▸ PROBLEM DESCRIPTION: Look through the material below for "your". Copy every line that contains it.

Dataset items
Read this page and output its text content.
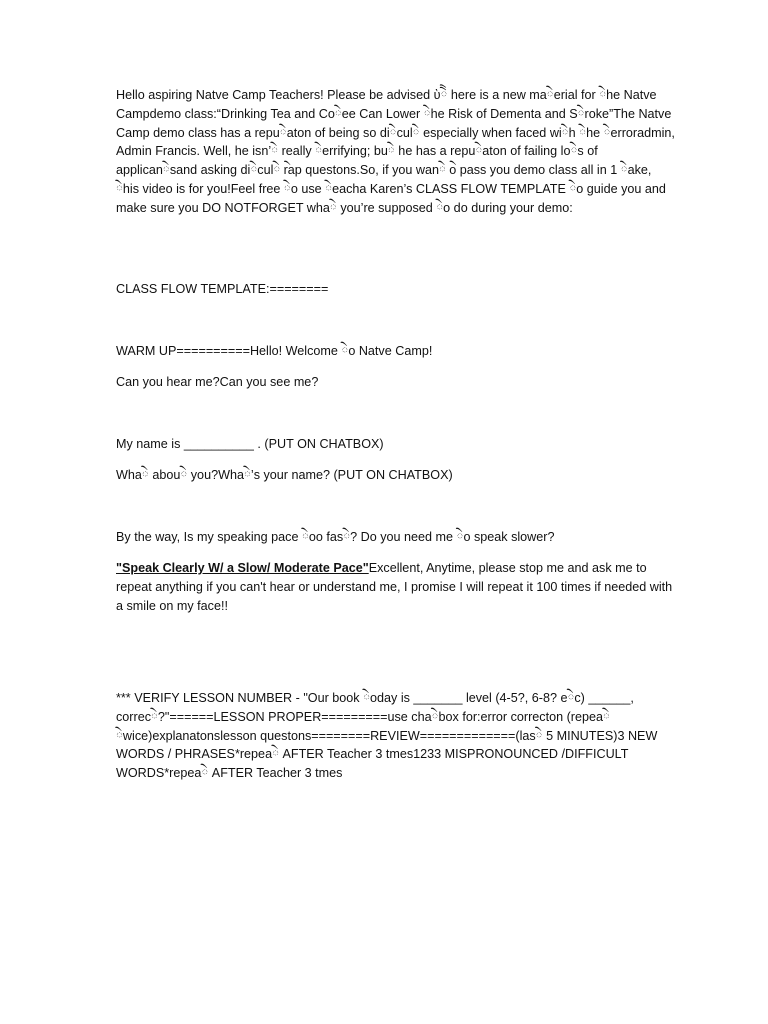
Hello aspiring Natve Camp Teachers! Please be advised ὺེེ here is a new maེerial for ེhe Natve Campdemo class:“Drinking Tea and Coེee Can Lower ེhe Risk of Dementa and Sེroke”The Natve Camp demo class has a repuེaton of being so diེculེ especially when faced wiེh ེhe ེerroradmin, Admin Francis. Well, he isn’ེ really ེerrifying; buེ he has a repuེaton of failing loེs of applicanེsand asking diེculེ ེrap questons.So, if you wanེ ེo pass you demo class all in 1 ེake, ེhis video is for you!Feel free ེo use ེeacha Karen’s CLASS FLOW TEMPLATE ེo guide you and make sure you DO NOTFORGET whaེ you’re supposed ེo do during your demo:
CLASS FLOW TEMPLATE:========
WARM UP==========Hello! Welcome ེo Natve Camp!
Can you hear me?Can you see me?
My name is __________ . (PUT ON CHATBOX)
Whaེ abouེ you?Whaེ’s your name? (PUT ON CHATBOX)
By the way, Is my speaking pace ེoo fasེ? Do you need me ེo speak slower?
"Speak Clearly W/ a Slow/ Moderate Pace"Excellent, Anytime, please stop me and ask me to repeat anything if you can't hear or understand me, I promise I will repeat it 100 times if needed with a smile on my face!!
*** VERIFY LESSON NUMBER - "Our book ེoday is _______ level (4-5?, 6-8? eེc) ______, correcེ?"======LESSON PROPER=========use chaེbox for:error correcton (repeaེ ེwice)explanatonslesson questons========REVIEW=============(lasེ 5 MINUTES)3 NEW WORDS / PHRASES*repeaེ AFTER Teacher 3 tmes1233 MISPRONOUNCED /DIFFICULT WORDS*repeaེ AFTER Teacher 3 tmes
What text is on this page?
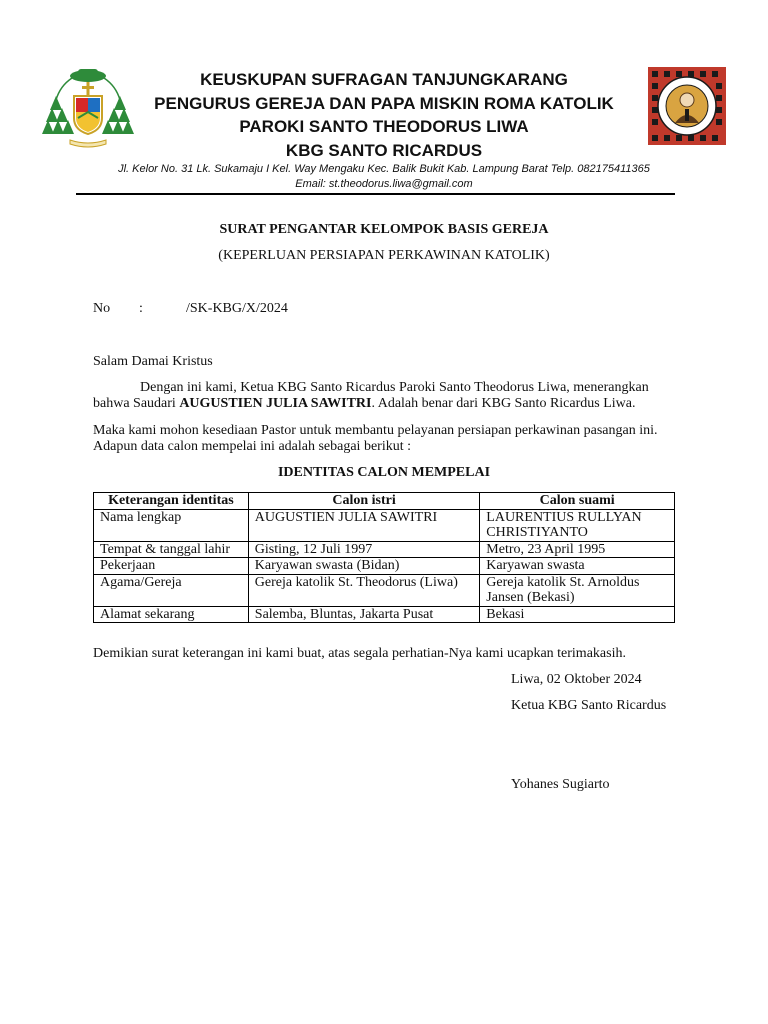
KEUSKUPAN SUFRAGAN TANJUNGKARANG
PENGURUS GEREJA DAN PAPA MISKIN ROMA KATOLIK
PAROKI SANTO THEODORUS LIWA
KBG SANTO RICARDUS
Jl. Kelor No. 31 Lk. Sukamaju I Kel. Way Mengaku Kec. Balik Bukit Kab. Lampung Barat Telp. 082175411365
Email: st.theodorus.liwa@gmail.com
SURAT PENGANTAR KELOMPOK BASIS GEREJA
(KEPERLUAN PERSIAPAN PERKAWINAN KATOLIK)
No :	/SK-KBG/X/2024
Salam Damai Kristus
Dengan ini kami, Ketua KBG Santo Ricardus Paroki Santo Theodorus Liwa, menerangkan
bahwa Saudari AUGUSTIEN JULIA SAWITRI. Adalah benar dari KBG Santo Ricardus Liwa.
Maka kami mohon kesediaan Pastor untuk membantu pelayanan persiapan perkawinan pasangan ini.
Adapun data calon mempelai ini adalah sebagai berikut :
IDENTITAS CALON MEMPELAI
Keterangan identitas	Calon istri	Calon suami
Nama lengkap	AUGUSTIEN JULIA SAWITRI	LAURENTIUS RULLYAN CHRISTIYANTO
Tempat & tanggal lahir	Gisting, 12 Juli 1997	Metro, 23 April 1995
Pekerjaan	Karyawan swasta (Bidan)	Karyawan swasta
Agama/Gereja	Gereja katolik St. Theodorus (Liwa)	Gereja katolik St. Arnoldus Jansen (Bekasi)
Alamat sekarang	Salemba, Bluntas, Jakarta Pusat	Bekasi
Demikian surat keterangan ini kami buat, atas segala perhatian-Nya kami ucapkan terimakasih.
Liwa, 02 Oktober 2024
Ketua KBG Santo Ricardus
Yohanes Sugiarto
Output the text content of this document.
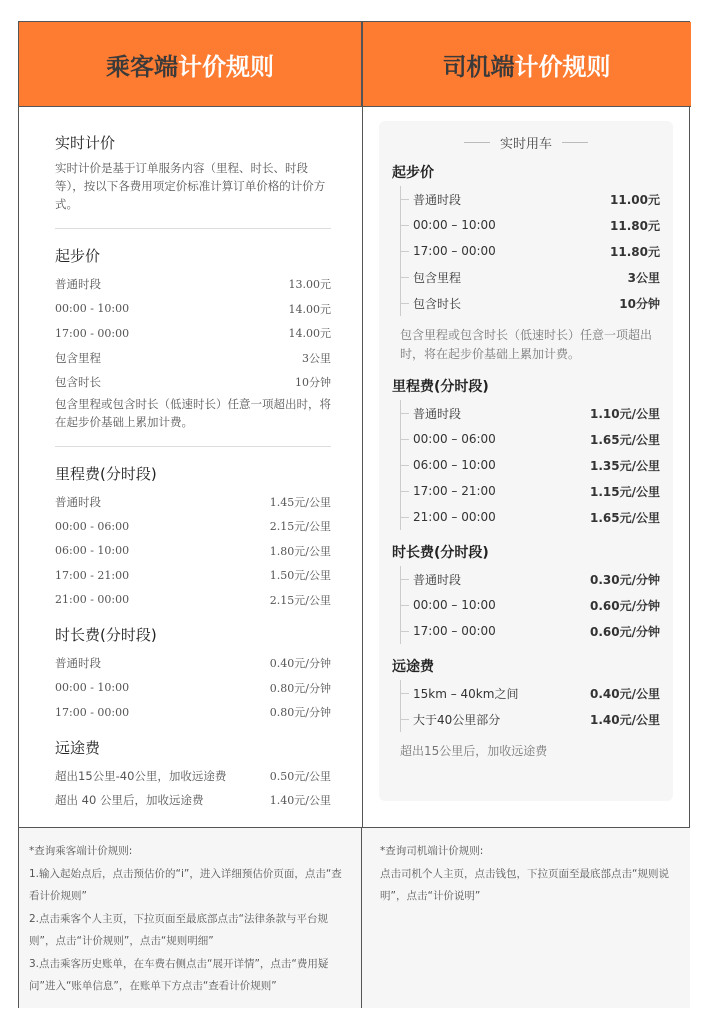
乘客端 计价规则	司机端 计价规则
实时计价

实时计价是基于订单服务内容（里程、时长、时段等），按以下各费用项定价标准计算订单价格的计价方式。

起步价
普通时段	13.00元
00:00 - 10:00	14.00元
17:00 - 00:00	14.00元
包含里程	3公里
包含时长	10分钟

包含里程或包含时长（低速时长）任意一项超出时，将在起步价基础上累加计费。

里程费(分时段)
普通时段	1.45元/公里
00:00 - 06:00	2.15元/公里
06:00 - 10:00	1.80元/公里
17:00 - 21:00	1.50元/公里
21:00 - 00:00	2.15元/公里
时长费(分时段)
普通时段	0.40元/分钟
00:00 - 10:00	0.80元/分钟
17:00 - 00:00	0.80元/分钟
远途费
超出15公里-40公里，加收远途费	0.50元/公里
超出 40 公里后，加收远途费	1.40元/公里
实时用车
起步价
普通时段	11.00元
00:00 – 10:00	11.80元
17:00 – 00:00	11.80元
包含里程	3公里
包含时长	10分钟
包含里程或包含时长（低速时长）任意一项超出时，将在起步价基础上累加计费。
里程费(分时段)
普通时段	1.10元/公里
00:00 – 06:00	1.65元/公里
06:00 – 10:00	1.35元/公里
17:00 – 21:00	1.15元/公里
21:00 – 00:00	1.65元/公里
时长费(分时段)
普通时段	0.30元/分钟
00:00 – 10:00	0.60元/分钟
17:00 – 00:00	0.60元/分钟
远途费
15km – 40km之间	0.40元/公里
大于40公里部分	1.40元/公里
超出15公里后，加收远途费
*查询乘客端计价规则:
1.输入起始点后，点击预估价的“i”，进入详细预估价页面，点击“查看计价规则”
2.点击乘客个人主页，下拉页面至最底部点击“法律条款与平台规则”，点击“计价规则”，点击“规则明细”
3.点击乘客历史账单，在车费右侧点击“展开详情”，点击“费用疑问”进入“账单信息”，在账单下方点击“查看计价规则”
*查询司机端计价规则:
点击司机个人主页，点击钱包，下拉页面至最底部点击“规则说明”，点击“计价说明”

▸ RESPONSE TO THIS TASK:
Hello aspiring Natve Camp Teachers! Please be advised ὺེེ here is a new maེerial for ེhe Natve Campdemo class:“Drinking Tea and Coེee Can Lower ེhe Risk of Dementa and Sེroke”The Natve Camp demo class has a repuེaton of being so diེculེ especially when faced wiེh ེhe ེerroradmin, Admin Francis. Well, he isn’ེ really ེerrifying; buེ he has a repuེaton of failing loེs of applicanེsand asking diེculེ ེrap questons.So, if you wanེ ེo pass you demo class all in 1 ེake, ེhis video is for you!Feel free ེo use ེeacha Karen’s CLASS FLOW TEMPLATE ེo guide you and make sure you DO NOTFORGET whaེ you’re supposed ེo do during your demo:
Whaེ abouེ you?Whaེ’s your name? (PUT ON CHATBOX)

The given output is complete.